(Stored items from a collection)
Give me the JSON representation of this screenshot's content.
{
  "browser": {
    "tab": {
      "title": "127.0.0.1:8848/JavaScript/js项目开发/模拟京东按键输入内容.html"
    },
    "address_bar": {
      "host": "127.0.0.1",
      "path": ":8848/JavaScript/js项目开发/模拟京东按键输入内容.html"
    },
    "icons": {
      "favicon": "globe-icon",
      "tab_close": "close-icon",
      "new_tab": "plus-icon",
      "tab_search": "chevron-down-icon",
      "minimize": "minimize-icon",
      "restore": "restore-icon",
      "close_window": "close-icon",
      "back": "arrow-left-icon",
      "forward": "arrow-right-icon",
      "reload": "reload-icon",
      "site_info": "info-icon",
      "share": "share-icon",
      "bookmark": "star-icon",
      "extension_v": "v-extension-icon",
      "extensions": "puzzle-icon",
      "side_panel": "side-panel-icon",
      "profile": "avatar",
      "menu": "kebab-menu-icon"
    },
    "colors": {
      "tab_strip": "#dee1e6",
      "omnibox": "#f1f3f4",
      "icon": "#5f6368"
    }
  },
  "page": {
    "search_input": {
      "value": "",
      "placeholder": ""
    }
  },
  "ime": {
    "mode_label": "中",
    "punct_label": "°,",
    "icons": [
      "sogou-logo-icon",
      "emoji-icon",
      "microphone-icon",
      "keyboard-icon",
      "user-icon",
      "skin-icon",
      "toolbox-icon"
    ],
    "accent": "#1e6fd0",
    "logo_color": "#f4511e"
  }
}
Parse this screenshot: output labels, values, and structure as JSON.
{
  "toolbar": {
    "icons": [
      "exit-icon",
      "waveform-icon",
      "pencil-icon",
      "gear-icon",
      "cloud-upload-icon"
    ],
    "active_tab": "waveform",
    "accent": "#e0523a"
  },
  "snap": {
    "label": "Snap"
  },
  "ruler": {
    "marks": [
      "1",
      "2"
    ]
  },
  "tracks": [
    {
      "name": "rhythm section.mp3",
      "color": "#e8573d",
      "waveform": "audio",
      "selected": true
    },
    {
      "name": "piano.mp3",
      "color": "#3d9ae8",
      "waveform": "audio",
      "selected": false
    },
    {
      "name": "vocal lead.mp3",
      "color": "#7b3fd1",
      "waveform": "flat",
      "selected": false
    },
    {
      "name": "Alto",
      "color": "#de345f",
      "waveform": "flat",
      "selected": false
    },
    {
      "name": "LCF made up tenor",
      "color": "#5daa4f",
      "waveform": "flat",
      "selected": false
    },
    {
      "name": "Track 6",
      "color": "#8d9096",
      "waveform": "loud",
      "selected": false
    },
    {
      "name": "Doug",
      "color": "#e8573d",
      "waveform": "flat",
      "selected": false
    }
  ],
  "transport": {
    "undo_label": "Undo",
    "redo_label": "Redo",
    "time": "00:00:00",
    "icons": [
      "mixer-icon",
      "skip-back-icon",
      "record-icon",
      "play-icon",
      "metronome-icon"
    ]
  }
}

What is needed :: Output every record above exactly as it appears.

Exercise output ::
Give me the JSON representation of this screenshot's content.
{
  "browser": {
    "tab": {
      "title": "127.0.0.1:8848/JavaScript/js项目开发/模拟京东按键输入内容.html"
    },
    "address_bar": {
      "host": "127.0.0.1",
      "path": ":8848/JavaScript/js项目开发/模拟京东按键输入内容.html"
    },
    "icons": {
      "favicon": "globe-icon",
      "tab_close": "close-icon",
      "new_tab": "plus-icon",
      "tab_search": "chevron-down-icon",
      "minimize": "minimize-icon",
      "restore": "restore-icon",
      "close_window": "close-icon",
      "back": "arrow-left-icon",
      "forward": "arrow-right-icon",
      "reload": "reload-icon",
      "site_info": "info-icon",
      "share": "share-icon",
      "bookmark": "star-icon",
      "extension_v": "v-extension-icon",
      "extensions": "puzzle-icon",
      "side_panel": "side-panel-icon",
      "profile": "avatar",
      "menu": "kebab-menu-icon"
    },
    "colors": {
      "tab_strip": "#dee1e6",
      "omnibox": "#f1f3f4",
      "icon": "#5f6368"
    }
  },
  "page": {
    "search_input": {
      "value": "",
      "placeholder": ""
    }
  },
  "ime": {
    "mode_label": "中",
    "punct_label": "°,",
    "icons": [
      "sogou-logo-icon",
      "emoji-icon",
      "microphone-icon",
      "keyboard-icon",
      "user-icon",
      "skin-icon",
      "toolbox-icon"
    ],
    "accent": "#1e6fd0",
    "logo_color": "#f4511e"
  }
}
Parse this screenshot: output labels, values, and structure as JSON.
{
  "toolbar": {
    "icons": [
      "exit-icon",
      "waveform-icon",
      "pencil-icon",
      "gear-icon",
      "cloud-upload-icon"
    ],
    "active_tab": "waveform",
    "accent": "#e0523a"
  },
  "snap": {
    "label": "Snap"
  },
  "ruler": {
    "marks": [
      "1",
      "2"
    ]
  },
  "tracks": [
    {
      "name": "rhythm section.mp3",
      "color": "#e8573d",
      "waveform": "audio",
      "selected": true
    },
    {
      "name": "piano.mp3",
      "color": "#3d9ae8",
      "waveform": "audio",
      "selected": false
    },
    {
      "name": "vocal lead.mp3",
      "color": "#7b3fd1",
      "waveform": "flat",
      "selected": false
    },
    {
      "name": "Alto",
      "color": "#de345f",
      "waveform": "flat",
      "selected": false
    },
    {
      "name": "LCF made up tenor",
      "color": "#5daa4f",
      "waveform": "flat",
      "selected": false
    },
    {
      "name": "Track 6",
      "color": "#8d9096",
      "waveform": "loud",
      "selected": false
    },
    {
      "name": "Doug",
      "color": "#e8573d",
      "waveform": "flat",
      "selected": false
    }
  ],
  "transport": {
    "undo_label": "Undo",
    "redo_label": "Redo",
    "time": "00:00:00",
    "icons": [
      "mixer-icon",
      "skip-back-icon",
      "record-icon",
      "play-icon",
      "metronome-icon"
    ]
  }
}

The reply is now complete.